◆ INPUT MATERIAL ◆

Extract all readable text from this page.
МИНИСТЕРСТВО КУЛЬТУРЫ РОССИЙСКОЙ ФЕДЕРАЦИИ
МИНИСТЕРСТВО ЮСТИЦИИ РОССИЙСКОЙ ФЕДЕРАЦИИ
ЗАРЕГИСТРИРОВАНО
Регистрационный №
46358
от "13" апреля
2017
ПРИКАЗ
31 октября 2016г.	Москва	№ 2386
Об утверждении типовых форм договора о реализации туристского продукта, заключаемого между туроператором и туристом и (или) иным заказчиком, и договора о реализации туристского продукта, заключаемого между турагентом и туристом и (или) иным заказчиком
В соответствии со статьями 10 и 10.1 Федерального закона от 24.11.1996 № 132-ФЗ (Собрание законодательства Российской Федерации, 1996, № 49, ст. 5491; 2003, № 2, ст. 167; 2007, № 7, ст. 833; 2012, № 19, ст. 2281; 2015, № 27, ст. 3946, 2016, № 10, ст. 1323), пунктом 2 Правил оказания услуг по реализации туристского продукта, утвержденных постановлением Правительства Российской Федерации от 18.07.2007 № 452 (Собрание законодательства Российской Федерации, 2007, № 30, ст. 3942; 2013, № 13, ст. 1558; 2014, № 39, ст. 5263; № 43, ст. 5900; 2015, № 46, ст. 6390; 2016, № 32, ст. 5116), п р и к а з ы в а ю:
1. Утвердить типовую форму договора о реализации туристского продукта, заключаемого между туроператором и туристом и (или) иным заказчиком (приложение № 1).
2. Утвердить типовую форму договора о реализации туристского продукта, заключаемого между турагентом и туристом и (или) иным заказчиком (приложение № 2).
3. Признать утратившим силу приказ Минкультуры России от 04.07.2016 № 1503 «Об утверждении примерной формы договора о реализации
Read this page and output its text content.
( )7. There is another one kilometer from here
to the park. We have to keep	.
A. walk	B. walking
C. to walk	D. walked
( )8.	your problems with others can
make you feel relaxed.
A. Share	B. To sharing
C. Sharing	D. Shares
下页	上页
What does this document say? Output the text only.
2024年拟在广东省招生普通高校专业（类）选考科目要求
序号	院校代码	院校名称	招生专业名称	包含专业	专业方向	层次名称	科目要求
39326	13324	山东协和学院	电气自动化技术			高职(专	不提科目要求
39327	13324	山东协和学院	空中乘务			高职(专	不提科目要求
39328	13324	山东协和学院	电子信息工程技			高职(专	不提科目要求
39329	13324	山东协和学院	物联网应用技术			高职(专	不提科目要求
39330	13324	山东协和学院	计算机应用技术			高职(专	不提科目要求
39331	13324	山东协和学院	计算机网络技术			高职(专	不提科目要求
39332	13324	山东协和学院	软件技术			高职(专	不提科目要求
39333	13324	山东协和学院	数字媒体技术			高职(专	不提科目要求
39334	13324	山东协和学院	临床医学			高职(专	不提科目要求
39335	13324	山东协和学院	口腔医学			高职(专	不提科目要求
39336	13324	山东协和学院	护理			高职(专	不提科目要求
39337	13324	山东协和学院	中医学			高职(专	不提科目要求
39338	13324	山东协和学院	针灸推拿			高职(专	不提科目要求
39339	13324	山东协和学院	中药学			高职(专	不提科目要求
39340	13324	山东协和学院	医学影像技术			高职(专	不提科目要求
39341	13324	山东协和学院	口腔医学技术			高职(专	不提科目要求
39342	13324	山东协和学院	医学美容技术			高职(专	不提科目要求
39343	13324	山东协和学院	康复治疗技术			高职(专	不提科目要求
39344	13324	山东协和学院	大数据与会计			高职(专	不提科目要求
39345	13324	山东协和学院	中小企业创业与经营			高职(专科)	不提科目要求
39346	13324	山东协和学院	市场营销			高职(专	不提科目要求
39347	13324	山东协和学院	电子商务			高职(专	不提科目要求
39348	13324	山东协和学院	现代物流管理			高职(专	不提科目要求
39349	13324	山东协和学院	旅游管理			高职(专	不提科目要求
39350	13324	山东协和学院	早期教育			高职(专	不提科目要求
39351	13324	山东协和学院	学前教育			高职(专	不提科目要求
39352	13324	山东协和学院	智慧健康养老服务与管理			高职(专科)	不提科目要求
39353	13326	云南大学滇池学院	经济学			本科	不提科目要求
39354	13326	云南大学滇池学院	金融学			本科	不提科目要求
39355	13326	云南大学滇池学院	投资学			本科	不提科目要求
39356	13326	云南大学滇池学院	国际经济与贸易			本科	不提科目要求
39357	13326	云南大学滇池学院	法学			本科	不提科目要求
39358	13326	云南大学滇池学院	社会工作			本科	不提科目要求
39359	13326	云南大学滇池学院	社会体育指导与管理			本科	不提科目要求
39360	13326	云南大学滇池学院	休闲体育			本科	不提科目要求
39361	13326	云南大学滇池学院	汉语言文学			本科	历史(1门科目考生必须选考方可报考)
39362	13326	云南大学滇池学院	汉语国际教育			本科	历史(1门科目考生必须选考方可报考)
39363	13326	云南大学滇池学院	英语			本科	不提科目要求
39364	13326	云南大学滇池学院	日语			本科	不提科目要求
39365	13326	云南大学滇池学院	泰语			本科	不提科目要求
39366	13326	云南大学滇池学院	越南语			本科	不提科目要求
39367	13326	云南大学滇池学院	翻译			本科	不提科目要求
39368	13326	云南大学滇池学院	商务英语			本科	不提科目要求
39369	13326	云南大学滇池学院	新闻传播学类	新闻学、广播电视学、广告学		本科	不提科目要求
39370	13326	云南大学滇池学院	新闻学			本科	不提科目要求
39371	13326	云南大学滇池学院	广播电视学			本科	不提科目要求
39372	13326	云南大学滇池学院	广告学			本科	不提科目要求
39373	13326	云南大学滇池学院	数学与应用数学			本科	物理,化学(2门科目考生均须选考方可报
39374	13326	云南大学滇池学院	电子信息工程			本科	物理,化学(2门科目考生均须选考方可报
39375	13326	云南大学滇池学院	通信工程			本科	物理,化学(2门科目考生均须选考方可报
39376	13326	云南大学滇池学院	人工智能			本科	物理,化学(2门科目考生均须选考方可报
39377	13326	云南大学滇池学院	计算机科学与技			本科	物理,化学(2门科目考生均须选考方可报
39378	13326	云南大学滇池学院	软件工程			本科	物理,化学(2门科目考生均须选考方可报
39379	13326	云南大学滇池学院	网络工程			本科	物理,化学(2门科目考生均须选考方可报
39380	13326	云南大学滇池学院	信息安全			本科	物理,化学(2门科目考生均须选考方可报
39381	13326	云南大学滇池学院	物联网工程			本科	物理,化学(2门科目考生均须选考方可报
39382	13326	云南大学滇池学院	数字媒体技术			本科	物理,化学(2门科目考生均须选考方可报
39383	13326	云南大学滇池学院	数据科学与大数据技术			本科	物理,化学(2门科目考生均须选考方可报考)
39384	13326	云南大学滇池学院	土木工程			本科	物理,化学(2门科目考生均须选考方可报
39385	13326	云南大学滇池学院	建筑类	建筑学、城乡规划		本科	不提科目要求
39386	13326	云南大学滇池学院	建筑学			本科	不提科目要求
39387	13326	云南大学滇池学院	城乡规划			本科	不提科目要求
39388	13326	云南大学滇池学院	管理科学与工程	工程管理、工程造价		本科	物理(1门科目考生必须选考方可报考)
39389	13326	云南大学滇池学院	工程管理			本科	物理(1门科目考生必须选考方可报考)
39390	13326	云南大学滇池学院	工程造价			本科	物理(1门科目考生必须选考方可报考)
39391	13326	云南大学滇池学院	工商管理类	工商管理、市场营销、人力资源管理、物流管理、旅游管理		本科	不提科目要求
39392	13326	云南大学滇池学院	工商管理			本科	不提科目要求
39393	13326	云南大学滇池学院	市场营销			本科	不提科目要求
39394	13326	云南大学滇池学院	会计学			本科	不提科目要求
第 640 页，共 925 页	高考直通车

◆ TASK STATEMENT ◆
Find the word "Утвердить" in the entries, and copy every line it shows up in.

◆ FULL SOLUTION ◆
1. Утвердить типовую форму договора о реализации туристского продукта, заключаемого между туроператором и туристом и (или) иным заказчиком (приложение № 1).
2. Утвердить типовую форму договора о реализации туристского продукта, заключаемого между турагентом и туристом и (или) иным заказчиком (приложение № 2).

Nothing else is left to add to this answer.